— Exercise requirements —
Return each record verbatim, images excluded.

Figure record listings:
****

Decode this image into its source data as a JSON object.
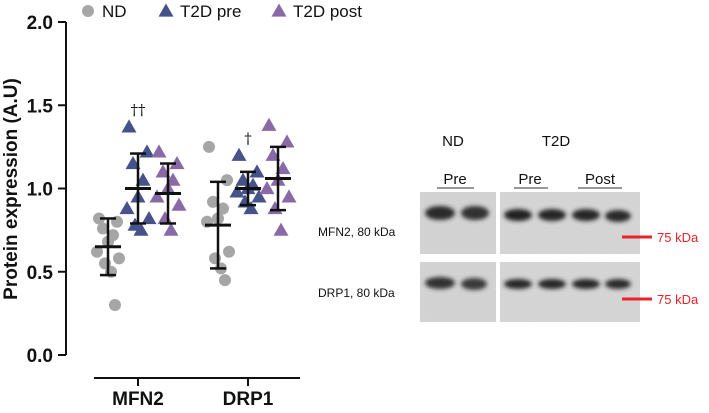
{
  "chart_data": [
    {
      "type": "scatter",
      "title": "",
      "xlabel": "",
      "ylabel": "Protein expression (A.U)",
      "ylim": [
        0,
        2.0
      ],
      "yticks": [
        "0.0",
        "0.5",
        "1.0",
        "1.5",
        "2.0"
      ],
      "grid": false,
      "legend_position": "top",
      "categories": [
        "MFN2",
        "DRP1"
      ],
      "series": [
        {
          "name": "ND",
          "marker": "circle",
          "color": "#a6a6a6",
          "groups": [
            {
              "category": "MFN2",
              "points": [
                0.82,
                0.8,
                0.76,
                0.72,
                0.68,
                0.62,
                0.58,
                0.55,
                0.5,
                0.3
              ],
              "mean": 0.65,
              "sd_low": 0.48,
              "sd_high": 0.82
            },
            {
              "category": "DRP1",
              "points": [
                1.25,
                1.05,
                0.92,
                0.88,
                0.82,
                0.8,
                0.62,
                0.58,
                0.52,
                0.45
              ],
              "mean": 0.78,
              "sd_low": 0.52,
              "sd_high": 1.04
            }
          ]
        },
        {
          "name": "T2D pre",
          "marker": "triangle",
          "color": "#46538a",
          "groups": [
            {
              "category": "MFN2",
              "points": [
                1.37,
                1.22,
                1.15,
                1.05,
                0.95,
                0.88,
                0.82,
                0.78,
                0.75
              ],
              "mean": 1.0,
              "sd_low": 0.79,
              "sd_high": 1.21
            },
            {
              "category": "DRP1",
              "points": [
                1.2,
                1.1,
                1.05,
                1.02,
                1.0,
                0.98,
                0.95,
                0.92,
                0.88
              ],
              "mean": 1.0,
              "sd_low": 0.9,
              "sd_high": 1.1
            }
          ]
        },
        {
          "name": "T2D post",
          "marker": "triangle",
          "color": "#8a6aa6",
          "groups": [
            {
              "category": "MFN2",
              "points": [
                1.22,
                1.15,
                1.1,
                1.05,
                1.0,
                0.95,
                0.9,
                0.82,
                0.75
              ],
              "mean": 0.97,
              "sd_low": 0.79,
              "sd_high": 1.15
            },
            {
              "category": "DRP1",
              "points": [
                1.38,
                1.28,
                1.2,
                1.12,
                1.05,
                1.0,
                0.95,
                0.88,
                0.75
              ],
              "mean": 1.06,
              "sd_low": 0.87,
              "sd_high": 1.25
            }
          ]
        }
      ],
      "annotations": [
        {
          "category": "MFN2",
          "series": "T2D pre",
          "text": "††",
          "y": 1.44
        },
        {
          "category": "DRP1",
          "series": "T2D pre",
          "text": "†",
          "y": 1.27
        }
      ]
    }
  ],
  "blot": {
    "group_nd": "ND",
    "group_t2d": "T2D",
    "col_nd_pre": "Pre",
    "col_t2d_pre": "Pre",
    "col_t2d_post": "Post",
    "row1_label": "MFN2, 80 kDa",
    "row2_label": "DRP1, 80 kDa",
    "marker1": "75 kDa",
    "marker2": "75 kDa",
    "marker_color": "#e8232a"
  }
}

****

— Completed exercise —
Decode this image into its source data as a JSON object.
{
  "chart_data": [
    {
      "type": "scatter",
      "title": "",
      "xlabel": "",
      "ylabel": "Protein expression (A.U)",
      "ylim": [
        0,
        2.0
      ],
      "yticks": [
        "0.0",
        "0.5",
        "1.0",
        "1.5",
        "2.0"
      ],
      "grid": false,
      "legend_position": "top",
      "categories": [
        "MFN2",
        "DRP1"
      ],
      "series": [
        {
          "name": "ND",
          "marker": "circle",
          "color": "#a6a6a6",
          "groups": [
            {
              "category": "MFN2",
              "points": [
                0.82,
                0.8,
                0.76,
                0.72,
                0.68,
                0.62,
                0.58,
                0.55,
                0.5,
                0.3
              ],
              "mean": 0.65,
              "sd_low": 0.48,
              "sd_high": 0.82
            },
            {
              "category": "DRP1",
              "points": [
                1.25,
                1.05,
                0.92,
                0.88,
                0.82,
                0.8,
                0.62,
                0.58,
                0.52,
                0.45
              ],
              "mean": 0.78,
              "sd_low": 0.52,
              "sd_high": 1.04
            }
          ]
        },
        {
          "name": "T2D pre",
          "marker": "triangle",
          "color": "#46538a",
          "groups": [
            {
              "category": "MFN2",
              "points": [
                1.37,
                1.22,
                1.15,
                1.05,
                0.95,
                0.88,
                0.82,
                0.78,
                0.75
              ],
              "mean": 1.0,
              "sd_low": 0.79,
              "sd_high": 1.21
            },
            {
              "category": "DRP1",
              "points": [
                1.2,
                1.1,
                1.05,
                1.02,
                1.0,
                0.98,
                0.95,
                0.92,
                0.88
              ],
              "mean": 1.0,
              "sd_low": 0.9,
              "sd_high": 1.1
            }
          ]
        },
        {
          "name": "T2D post",
          "marker": "triangle",
          "color": "#8a6aa6",
          "groups": [
            {
              "category": "MFN2",
              "points": [
                1.22,
                1.15,
                1.1,
                1.05,
                1.0,
                0.95,
                0.9,
                0.82,
                0.75
              ],
              "mean": 0.97,
              "sd_low": 0.79,
              "sd_high": 1.15
            },
            {
              "category": "DRP1",
              "points": [
                1.38,
                1.28,
                1.2,
                1.12,
                1.05,
                1.0,
                0.95,
                0.88,
                0.75
              ],
              "mean": 1.06,
              "sd_low": 0.87,
              "sd_high": 1.25
            }
          ]
        }
      ],
      "annotations": [
        {
          "category": "MFN2",
          "series": "T2D pre",
          "text": "††",
          "y": 1.44
        },
        {
          "category": "DRP1",
          "series": "T2D pre",
          "text": "†",
          "y": 1.27
        }
      ]
    }
  ],
  "blot": {
    "group_nd": "ND",
    "group_t2d": "T2D",
    "col_nd_pre": "Pre",
    "col_t2d_pre": "Pre",
    "col_t2d_post": "Post",
    "row1_label": "MFN2, 80 kDa",
    "row2_label": "DRP1, 80 kDa",
    "marker1": "75 kDa",
    "marker2": "75 kDa",
    "marker_color": "#e8232a"
  }
}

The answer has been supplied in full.